■ **WORK TO BE COMPLETED**
Search the data for the word "Airlines". Reproduce every line where it is found.

■ **MATERIAL PROVIDED**
===
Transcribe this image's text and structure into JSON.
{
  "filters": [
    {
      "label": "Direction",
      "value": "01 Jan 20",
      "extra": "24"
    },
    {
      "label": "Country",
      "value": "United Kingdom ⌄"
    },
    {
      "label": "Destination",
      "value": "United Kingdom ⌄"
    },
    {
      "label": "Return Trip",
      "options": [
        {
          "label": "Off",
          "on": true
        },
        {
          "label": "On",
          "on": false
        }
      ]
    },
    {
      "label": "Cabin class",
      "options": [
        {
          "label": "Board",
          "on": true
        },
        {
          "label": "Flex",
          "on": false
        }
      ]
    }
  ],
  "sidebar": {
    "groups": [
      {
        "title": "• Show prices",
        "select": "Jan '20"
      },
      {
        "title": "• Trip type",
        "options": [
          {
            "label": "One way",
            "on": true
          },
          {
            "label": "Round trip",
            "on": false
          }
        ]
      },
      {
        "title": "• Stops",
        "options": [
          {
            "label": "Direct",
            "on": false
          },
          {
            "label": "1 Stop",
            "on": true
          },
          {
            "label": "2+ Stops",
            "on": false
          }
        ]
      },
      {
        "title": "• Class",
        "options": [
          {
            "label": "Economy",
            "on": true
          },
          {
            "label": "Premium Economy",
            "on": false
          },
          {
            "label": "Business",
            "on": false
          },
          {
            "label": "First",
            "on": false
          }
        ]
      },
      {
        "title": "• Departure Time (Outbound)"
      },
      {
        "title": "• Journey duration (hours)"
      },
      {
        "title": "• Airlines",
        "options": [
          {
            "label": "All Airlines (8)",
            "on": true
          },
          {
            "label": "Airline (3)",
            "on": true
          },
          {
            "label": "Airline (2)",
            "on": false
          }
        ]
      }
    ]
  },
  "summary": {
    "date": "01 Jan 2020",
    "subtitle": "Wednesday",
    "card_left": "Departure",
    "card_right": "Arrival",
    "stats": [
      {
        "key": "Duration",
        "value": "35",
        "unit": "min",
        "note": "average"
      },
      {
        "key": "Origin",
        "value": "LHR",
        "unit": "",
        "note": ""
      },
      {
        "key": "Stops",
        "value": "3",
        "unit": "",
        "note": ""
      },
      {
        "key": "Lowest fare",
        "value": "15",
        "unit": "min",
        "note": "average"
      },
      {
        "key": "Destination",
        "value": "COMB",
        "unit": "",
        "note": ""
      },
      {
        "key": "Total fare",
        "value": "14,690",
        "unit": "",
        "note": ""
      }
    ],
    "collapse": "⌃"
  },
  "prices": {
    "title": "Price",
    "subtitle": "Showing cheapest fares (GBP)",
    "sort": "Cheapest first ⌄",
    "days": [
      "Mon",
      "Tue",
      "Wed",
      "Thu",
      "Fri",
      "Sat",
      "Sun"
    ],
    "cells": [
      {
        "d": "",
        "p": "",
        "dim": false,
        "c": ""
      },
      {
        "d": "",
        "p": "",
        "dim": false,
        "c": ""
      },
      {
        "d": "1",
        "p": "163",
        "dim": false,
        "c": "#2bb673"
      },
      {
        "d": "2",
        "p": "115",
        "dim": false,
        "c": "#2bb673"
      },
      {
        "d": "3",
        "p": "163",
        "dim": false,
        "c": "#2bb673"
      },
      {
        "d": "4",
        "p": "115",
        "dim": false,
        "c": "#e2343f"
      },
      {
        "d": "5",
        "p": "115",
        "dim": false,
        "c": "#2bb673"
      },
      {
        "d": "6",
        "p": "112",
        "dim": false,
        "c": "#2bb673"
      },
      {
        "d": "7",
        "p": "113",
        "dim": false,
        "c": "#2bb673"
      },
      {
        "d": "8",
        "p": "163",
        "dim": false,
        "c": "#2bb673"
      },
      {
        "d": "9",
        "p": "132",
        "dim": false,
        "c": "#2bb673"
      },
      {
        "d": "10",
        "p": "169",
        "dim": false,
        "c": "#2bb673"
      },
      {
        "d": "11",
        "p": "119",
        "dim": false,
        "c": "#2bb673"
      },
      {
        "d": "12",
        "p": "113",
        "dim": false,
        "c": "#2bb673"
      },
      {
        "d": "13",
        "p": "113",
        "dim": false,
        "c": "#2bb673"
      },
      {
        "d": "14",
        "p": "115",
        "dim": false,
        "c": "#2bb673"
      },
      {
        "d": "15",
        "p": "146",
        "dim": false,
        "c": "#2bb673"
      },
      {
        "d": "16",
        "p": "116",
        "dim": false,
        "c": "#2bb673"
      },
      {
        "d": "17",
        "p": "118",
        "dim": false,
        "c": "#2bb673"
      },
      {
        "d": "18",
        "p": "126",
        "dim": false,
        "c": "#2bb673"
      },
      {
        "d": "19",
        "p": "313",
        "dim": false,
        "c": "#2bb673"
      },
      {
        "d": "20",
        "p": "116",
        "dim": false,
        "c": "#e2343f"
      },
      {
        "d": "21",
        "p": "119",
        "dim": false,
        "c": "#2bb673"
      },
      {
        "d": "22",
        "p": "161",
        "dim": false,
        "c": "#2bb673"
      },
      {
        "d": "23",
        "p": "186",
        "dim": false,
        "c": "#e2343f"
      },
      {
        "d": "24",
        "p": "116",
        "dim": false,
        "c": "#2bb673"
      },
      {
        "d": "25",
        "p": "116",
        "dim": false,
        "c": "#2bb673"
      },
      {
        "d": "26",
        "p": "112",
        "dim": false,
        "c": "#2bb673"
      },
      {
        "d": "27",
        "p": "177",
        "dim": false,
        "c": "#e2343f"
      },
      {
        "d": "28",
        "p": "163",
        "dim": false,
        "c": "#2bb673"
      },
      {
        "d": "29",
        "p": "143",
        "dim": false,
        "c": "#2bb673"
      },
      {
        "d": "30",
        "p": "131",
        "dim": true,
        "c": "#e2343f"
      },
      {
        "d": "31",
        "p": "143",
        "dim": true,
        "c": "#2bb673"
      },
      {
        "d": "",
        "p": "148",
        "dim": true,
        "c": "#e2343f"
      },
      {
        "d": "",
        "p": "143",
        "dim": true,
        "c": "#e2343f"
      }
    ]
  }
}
===
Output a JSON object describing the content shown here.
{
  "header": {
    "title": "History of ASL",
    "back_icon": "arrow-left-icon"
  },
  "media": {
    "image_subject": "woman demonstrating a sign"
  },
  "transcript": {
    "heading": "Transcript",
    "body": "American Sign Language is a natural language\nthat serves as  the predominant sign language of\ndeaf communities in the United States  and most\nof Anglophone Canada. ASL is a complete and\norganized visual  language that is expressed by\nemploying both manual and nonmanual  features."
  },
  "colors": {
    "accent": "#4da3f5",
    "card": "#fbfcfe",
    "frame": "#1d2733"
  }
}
===
■ **TASK RESULT**
        "title": "• Airlines",
            "label": "All Airlines (8)",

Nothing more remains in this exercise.